= What the task asks =
From the listing below, pull each line that includes "circ".

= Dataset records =
START
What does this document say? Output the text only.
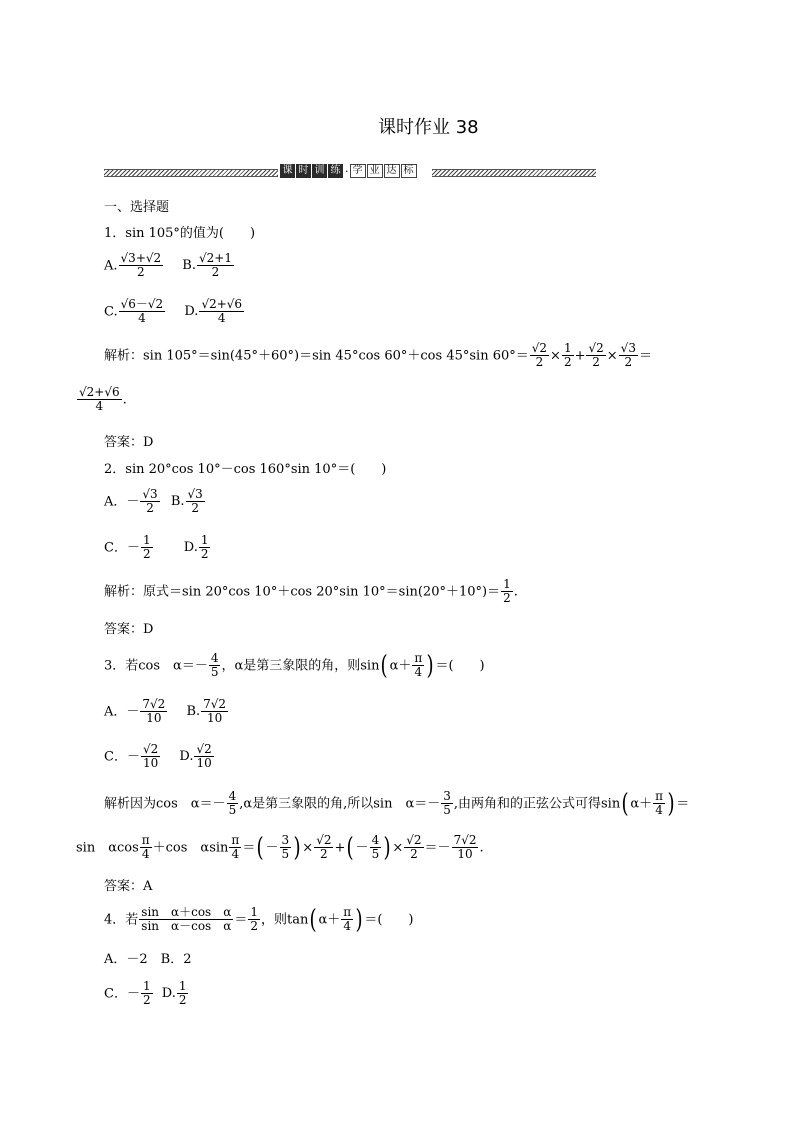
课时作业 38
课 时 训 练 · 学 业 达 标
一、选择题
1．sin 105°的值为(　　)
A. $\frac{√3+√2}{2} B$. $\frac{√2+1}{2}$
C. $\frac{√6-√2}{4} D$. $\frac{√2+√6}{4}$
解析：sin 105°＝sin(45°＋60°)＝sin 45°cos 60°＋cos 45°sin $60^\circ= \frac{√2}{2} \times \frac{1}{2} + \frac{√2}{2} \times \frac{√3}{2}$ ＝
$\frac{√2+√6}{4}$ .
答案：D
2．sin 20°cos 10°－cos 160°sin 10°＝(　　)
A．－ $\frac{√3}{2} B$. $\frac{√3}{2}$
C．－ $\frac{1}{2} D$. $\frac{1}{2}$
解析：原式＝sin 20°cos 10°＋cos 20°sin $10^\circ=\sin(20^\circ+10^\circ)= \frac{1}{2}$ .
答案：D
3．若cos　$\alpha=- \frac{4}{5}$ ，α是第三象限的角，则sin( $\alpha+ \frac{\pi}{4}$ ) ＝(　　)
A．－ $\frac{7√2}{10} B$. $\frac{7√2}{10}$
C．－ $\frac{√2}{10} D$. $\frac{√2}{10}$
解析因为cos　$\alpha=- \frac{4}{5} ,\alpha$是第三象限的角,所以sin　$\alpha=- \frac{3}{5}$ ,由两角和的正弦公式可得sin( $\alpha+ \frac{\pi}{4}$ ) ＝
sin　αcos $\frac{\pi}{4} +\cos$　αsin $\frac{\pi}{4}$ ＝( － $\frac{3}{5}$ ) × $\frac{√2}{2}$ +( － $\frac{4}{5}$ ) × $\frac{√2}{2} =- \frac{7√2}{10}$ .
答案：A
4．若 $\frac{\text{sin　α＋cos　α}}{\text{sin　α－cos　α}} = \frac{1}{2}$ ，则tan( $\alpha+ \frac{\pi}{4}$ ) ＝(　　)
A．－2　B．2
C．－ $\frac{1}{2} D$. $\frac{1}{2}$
END
START
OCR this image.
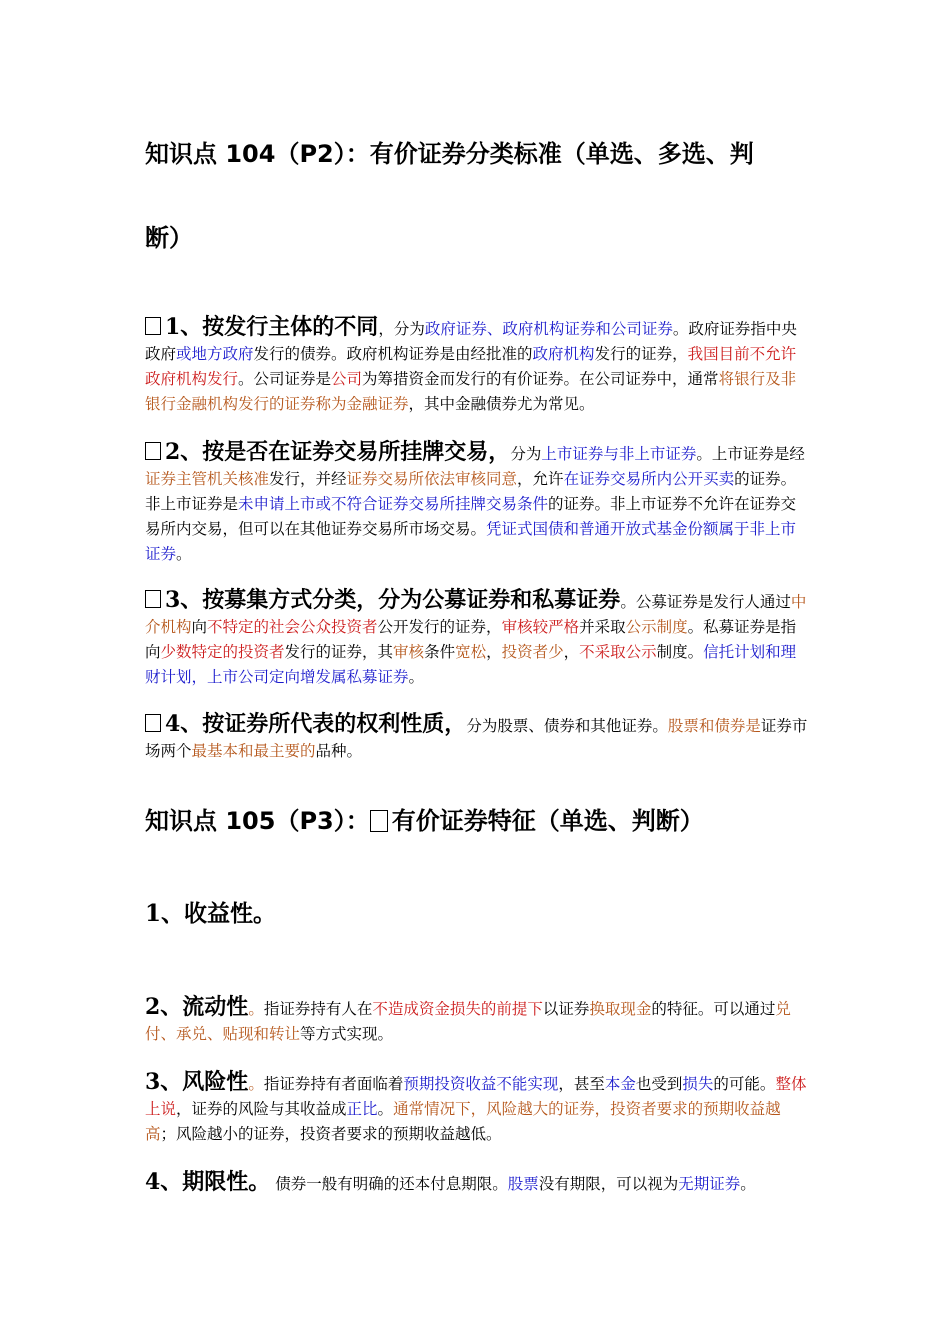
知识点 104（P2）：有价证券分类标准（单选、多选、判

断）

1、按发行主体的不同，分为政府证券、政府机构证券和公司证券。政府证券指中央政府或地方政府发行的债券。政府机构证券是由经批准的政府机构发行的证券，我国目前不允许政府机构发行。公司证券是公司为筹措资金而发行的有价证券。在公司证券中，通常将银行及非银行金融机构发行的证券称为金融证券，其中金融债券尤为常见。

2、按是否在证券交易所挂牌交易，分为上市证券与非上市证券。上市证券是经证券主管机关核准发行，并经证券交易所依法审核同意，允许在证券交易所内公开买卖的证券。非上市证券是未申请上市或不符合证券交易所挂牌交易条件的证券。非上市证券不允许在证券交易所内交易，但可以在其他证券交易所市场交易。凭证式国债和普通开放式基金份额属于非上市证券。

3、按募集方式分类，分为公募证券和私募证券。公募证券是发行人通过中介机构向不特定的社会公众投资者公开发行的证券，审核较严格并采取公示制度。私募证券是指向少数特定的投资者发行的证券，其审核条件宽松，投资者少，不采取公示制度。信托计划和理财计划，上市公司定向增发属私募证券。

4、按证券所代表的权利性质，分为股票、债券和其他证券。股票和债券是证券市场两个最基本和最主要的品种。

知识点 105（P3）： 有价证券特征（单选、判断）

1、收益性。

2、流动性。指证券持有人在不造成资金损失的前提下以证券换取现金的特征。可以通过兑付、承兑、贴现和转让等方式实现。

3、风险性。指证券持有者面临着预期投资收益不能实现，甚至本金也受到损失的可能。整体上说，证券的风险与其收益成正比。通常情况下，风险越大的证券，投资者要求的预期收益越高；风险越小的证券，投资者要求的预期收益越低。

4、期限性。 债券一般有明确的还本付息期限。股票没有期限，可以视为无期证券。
END
START
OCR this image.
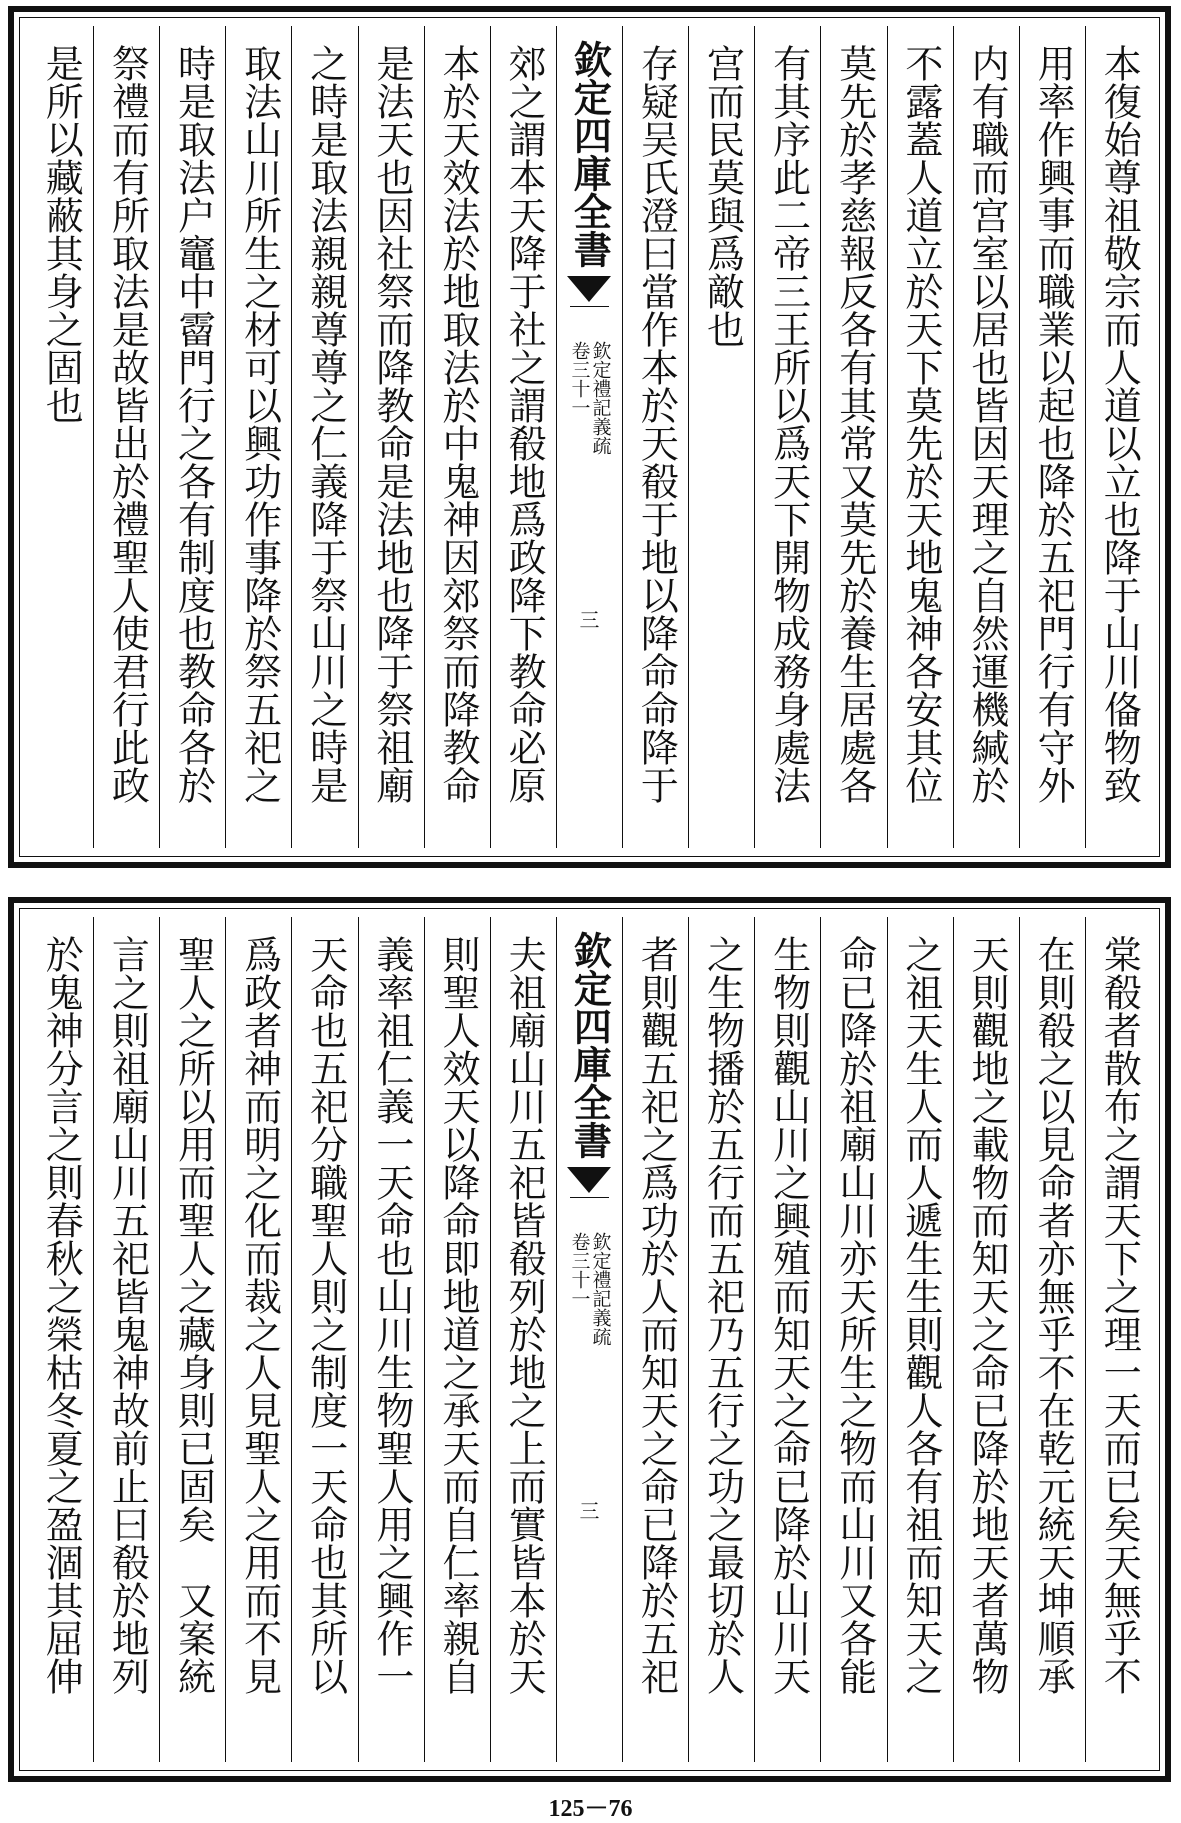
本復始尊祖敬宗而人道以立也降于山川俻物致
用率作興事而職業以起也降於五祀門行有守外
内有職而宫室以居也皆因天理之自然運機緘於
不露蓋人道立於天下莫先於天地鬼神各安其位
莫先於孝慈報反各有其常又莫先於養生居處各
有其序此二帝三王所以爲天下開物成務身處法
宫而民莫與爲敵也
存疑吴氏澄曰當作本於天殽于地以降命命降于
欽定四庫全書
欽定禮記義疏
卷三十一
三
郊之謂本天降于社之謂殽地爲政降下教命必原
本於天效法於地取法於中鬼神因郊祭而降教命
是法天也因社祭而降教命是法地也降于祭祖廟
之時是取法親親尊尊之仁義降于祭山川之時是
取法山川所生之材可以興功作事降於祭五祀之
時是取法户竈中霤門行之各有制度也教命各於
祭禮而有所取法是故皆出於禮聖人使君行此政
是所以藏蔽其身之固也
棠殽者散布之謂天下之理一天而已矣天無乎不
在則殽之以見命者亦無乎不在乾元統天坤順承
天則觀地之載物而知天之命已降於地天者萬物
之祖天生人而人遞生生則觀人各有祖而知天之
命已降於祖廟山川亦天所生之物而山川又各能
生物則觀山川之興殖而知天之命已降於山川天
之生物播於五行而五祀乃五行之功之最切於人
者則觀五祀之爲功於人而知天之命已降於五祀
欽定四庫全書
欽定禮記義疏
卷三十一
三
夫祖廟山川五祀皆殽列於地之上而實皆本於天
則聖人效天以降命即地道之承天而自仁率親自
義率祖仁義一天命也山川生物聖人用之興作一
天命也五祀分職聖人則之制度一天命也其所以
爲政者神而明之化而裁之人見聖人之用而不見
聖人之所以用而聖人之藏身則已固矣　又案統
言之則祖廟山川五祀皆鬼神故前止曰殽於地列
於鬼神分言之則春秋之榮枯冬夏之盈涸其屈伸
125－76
END
= Answer to this exercise =
解析：sin 105°＝sin(45°＋60°)＝sin 45°cos 60°＋cos 45°sin $60^\circ= \frac{√2}{2} \times \frac{1}{2} + \frac{√2}{2} \times \frac{√3}{2}$ ＝
解析：原式＝sin 20°cos 10°＋cos 20°sin $10^\circ=\sin(20^\circ+10^\circ)= \frac{1}{2}$ .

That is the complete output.